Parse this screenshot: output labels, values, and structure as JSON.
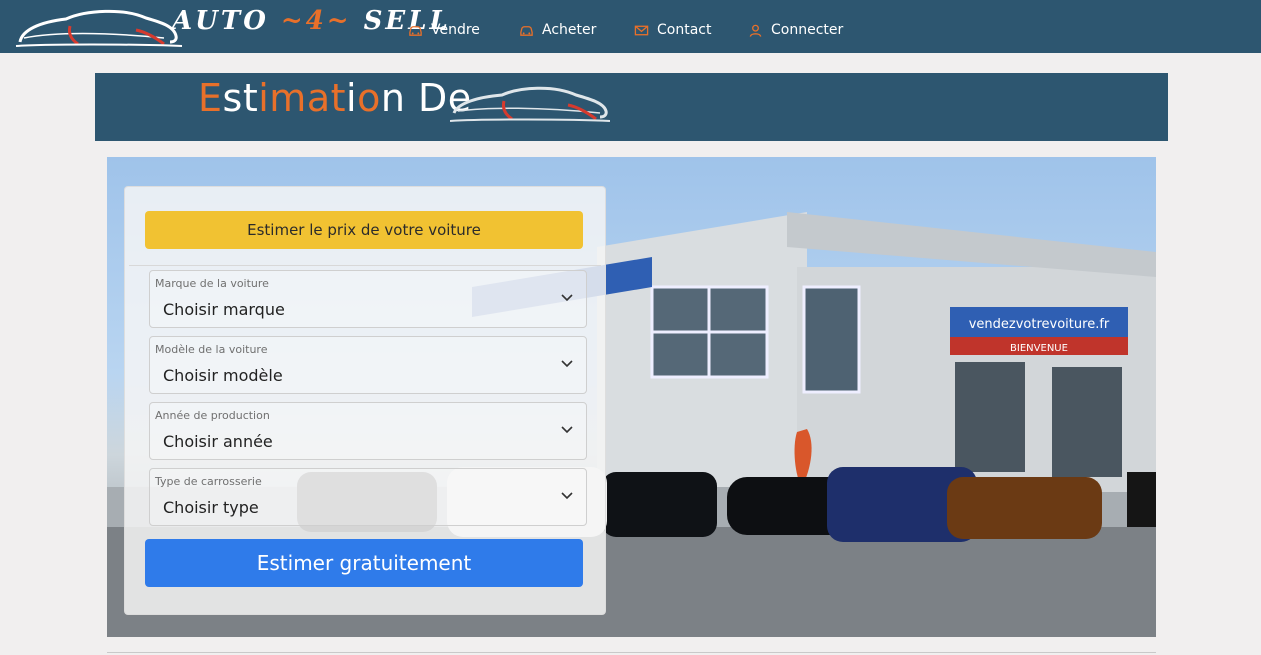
{
  "brand": {
    "name_part1": "AUTO ",
    "name_accent": "~4~",
    "name_part2": " SELL"
  },
  "nav": {
    "items": [
      {
        "label": "Vendre",
        "icon": "car-icon"
      },
      {
        "label": "Acheter",
        "icon": "car-icon"
      },
      {
        "label": "Contact",
        "icon": "envelope-icon"
      },
      {
        "label": "Connecter",
        "icon": "user-icon"
      }
    ]
  },
  "banner": {
    "title_parts": [
      "E",
      "st",
      "i",
      "m",
      "at",
      "i",
      "o",
      "n De"
    ]
  },
  "form": {
    "header_label": "Estimer le prix de votre voiture",
    "fields": [
      {
        "label": "Marque de la voiture",
        "value": "Choisir marque"
      },
      {
        "label": "Modèle de la voiture",
        "value": "Choisir modèle"
      },
      {
        "label": "Année de production",
        "value": "Choisir année"
      },
      {
        "label": "Type de carrosserie",
        "value": "Choisir type"
      }
    ],
    "submit_label": "Estimer gratuitement"
  },
  "hero": {
    "sign_text": "vendezvotrevoiture.fr",
    "sign_subtext": "BIENVENUE"
  },
  "colors": {
    "navy": "#2d5670",
    "orange": "#e8702a",
    "yellow": "#f1c232",
    "blue": "#2f7bea"
  }
}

§ **Problem description**
Pictures in the records above are not copied; print everything else exactly.

§ **Solution to the exercise**
Parse this screenshot: output labels, values, and structure as JSON.
{
  "brand": {
    "name_part1": "AUTO ",
    "name_accent": "~4~",
    "name_part2": " SELL"
  },
  "nav": {
    "items": [
      {
        "label": "Vendre",
        "icon": "car-icon"
      },
      {
        "label": "Acheter",
        "icon": "car-icon"
      },
      {
        "label": "Contact",
        "icon": "envelope-icon"
      },
      {
        "label": "Connecter",
        "icon": "user-icon"
      }
    ]
  },
  "banner": {
    "title_parts": [
      "E",
      "st",
      "i",
      "m",
      "at",
      "i",
      "o",
      "n De"
    ]
  },
  "form": {
    "header_label": "Estimer le prix de votre voiture",
    "fields": [
      {
        "label": "Marque de la voiture",
        "value": "Choisir marque"
      },
      {
        "label": "Modèle de la voiture",
        "value": "Choisir modèle"
      },
      {
        "label": "Année de production",
        "value": "Choisir année"
      },
      {
        "label": "Type de carrosserie",
        "value": "Choisir type"
      }
    ],
    "submit_label": "Estimer gratuitement"
  },
  "hero": {
    "sign_text": "vendezvotrevoiture.fr",
    "sign_subtext": "BIENVENUE"
  },
  "colors": {
    "navy": "#2d5670",
    "orange": "#e8702a",
    "yellow": "#f1c232",
    "blue": "#2f7bea"
  }
}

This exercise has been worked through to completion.